• What you are asked to do: Reproduce all records exactly.

• Data supplied:
---+---

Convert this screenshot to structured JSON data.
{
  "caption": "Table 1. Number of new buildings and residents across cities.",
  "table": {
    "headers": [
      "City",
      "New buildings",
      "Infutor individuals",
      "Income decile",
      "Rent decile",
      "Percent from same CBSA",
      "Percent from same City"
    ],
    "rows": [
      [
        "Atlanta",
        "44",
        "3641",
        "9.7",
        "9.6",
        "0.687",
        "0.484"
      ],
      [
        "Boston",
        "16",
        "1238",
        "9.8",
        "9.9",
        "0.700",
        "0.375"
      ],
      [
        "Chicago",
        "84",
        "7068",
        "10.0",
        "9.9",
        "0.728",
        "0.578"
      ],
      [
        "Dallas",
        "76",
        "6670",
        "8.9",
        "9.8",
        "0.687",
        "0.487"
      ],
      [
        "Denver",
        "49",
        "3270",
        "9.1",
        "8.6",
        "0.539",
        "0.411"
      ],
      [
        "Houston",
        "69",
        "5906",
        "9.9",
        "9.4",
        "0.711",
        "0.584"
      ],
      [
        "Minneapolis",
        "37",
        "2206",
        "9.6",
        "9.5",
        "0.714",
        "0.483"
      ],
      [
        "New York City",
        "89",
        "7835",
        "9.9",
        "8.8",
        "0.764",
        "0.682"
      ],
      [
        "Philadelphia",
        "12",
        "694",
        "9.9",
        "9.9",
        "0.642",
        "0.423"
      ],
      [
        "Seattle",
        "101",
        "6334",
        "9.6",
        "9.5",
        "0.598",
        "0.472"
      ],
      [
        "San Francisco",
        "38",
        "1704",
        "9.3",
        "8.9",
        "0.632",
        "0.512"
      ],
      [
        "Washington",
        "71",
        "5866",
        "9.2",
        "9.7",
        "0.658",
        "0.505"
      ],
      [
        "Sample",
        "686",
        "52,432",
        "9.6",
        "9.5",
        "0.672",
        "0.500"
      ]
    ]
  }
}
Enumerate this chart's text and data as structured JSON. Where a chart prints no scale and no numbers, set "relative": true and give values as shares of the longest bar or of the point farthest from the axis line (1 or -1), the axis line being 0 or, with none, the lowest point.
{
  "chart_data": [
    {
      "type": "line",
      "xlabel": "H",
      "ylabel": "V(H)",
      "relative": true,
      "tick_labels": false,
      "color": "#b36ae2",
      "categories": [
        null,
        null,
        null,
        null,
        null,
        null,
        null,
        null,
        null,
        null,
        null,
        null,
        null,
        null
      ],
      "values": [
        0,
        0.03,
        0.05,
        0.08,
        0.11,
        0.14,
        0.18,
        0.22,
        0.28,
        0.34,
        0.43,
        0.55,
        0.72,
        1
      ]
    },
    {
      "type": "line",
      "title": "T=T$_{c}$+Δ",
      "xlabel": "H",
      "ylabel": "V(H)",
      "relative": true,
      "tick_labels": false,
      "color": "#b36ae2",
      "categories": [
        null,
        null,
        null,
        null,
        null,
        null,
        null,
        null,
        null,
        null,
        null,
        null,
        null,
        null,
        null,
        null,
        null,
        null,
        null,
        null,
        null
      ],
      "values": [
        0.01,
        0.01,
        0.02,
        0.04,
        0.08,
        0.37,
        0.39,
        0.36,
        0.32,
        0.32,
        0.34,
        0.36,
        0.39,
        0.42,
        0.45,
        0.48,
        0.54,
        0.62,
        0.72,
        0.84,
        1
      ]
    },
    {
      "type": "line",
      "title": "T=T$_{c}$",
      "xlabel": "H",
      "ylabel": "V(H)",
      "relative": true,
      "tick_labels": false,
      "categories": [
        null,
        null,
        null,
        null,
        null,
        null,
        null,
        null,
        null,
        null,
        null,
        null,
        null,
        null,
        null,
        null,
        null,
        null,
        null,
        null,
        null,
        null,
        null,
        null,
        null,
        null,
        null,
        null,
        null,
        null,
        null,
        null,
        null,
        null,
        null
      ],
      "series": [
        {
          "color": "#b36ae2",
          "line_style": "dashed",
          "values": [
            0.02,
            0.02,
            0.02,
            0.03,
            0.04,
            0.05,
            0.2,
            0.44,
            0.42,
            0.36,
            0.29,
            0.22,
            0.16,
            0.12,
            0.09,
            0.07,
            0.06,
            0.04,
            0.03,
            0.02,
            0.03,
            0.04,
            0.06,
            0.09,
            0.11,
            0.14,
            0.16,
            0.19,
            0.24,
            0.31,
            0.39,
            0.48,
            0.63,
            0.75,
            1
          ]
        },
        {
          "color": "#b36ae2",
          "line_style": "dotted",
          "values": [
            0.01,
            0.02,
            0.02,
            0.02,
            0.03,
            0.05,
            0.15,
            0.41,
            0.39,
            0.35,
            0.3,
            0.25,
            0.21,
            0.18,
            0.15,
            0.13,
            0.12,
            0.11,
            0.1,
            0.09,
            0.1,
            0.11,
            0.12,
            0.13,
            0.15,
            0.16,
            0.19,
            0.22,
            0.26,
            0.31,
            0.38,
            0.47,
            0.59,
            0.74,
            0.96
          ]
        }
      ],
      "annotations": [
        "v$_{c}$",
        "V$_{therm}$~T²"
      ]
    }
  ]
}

---+---

• Output:
Convert this screenshot to structured JSON data.
{
  "caption": "Table 1. Number of new buildings and residents across cities.",
  "table": {
    "headers": [
      "City",
      "New buildings",
      "Infutor individuals",
      "Income decile",
      "Rent decile",
      "Percent from same CBSA",
      "Percent from same City"
    ],
    "rows": [
      [
        "Atlanta",
        "44",
        "3641",
        "9.7",
        "9.6",
        "0.687",
        "0.484"
      ],
      [
        "Boston",
        "16",
        "1238",
        "9.8",
        "9.9",
        "0.700",
        "0.375"
      ],
      [
        "Chicago",
        "84",
        "7068",
        "10.0",
        "9.9",
        "0.728",
        "0.578"
      ],
      [
        "Dallas",
        "76",
        "6670",
        "8.9",
        "9.8",
        "0.687",
        "0.487"
      ],
      [
        "Denver",
        "49",
        "3270",
        "9.1",
        "8.6",
        "0.539",
        "0.411"
      ],
      [
        "Houston",
        "69",
        "5906",
        "9.9",
        "9.4",
        "0.711",
        "0.584"
      ],
      [
        "Minneapolis",
        "37",
        "2206",
        "9.6",
        "9.5",
        "0.714",
        "0.483"
      ],
      [
        "New York City",
        "89",
        "7835",
        "9.9",
        "8.8",
        "0.764",
        "0.682"
      ],
      [
        "Philadelphia",
        "12",
        "694",
        "9.9",
        "9.9",
        "0.642",
        "0.423"
      ],
      [
        "Seattle",
        "101",
        "6334",
        "9.6",
        "9.5",
        "0.598",
        "0.472"
      ],
      [
        "San Francisco",
        "38",
        "1704",
        "9.3",
        "8.9",
        "0.632",
        "0.512"
      ],
      [
        "Washington",
        "71",
        "5866",
        "9.2",
        "9.7",
        "0.658",
        "0.505"
      ],
      [
        "Sample",
        "686",
        "52,432",
        "9.6",
        "9.5",
        "0.672",
        "0.500"
      ]
    ]
  }
}
Enumerate this chart's text and data as structured JSON. Where a chart prints no scale and no numbers, set "relative": true and give values as shares of the longest bar or of the point farthest from the axis line (1 or -1), the axis line being 0 or, with none, the lowest point.
{
  "chart_data": [
    {
      "type": "line",
      "xlabel": "H",
      "ylabel": "V(H)",
      "relative": true,
      "tick_labels": false,
      "color": "#b36ae2",
      "categories": [
        null,
        null,
        null,
        null,
        null,
        null,
        null,
        null,
        null,
        null,
        null,
        null,
        null,
        null
      ],
      "values": [
        0,
        0.03,
        0.05,
        0.08,
        0.11,
        0.14,
        0.18,
        0.22,
        0.28,
        0.34,
        0.43,
        0.55,
        0.72,
        1
      ]
    },
    {
      "type": "line",
      "title": "T=T$_{c}$+Δ",
      "xlabel": "H",
      "ylabel": "V(H)",
      "relative": true,
      "tick_labels": false,
      "color": "#b36ae2",
      "categories": [
        null,
        null,
        null,
        null,
        null,
        null,
        null,
        null,
        null,
        null,
        null,
        null,
        null,
        null,
        null,
        null,
        null,
        null,
        null,
        null,
        null
      ],
      "values": [
        0.01,
        0.01,
        0.02,
        0.04,
        0.08,
        0.37,
        0.39,
        0.36,
        0.32,
        0.32,
        0.34,
        0.36,
        0.39,
        0.42,
        0.45,
        0.48,
        0.54,
        0.62,
        0.72,
        0.84,
        1
      ]
    },
    {
      "type": "line",
      "title": "T=T$_{c}$",
      "xlabel": "H",
      "ylabel": "V(H)",
      "relative": true,
      "tick_labels": false,
      "categories": [
        null,
        null,
        null,
        null,
        null,
        null,
        null,
        null,
        null,
        null,
        null,
        null,
        null,
        null,
        null,
        null,
        null,
        null,
        null,
        null,
        null,
        null,
        null,
        null,
        null,
        null,
        null,
        null,
        null,
        null,
        null,
        null,
        null,
        null,
        null
      ],
      "series": [
        {
          "color": "#b36ae2",
          "line_style": "dashed",
          "values": [
            0.02,
            0.02,
            0.02,
            0.03,
            0.04,
            0.05,
            0.2,
            0.44,
            0.42,
            0.36,
            0.29,
            0.22,
            0.16,
            0.12,
            0.09,
            0.07,
            0.06,
            0.04,
            0.03,
            0.02,
            0.03,
            0.04,
            0.06,
            0.09,
            0.11,
            0.14,
            0.16,
            0.19,
            0.24,
            0.31,
            0.39,
            0.48,
            0.63,
            0.75,
            1
          ]
        },
        {
          "color": "#b36ae2",
          "line_style": "dotted",
          "values": [
            0.01,
            0.02,
            0.02,
            0.02,
            0.03,
            0.05,
            0.15,
            0.41,
            0.39,
            0.35,
            0.3,
            0.25,
            0.21,
            0.18,
            0.15,
            0.13,
            0.12,
            0.11,
            0.1,
            0.09,
            0.1,
            0.11,
            0.12,
            0.13,
            0.15,
            0.16,
            0.19,
            0.22,
            0.26,
            0.31,
            0.38,
            0.47,
            0.59,
            0.74,
            0.96
          ]
        }
      ],
      "annotations": [
        "v$_{c}$",
        "V$_{therm}$~T²"
      ]
    }
  ]
}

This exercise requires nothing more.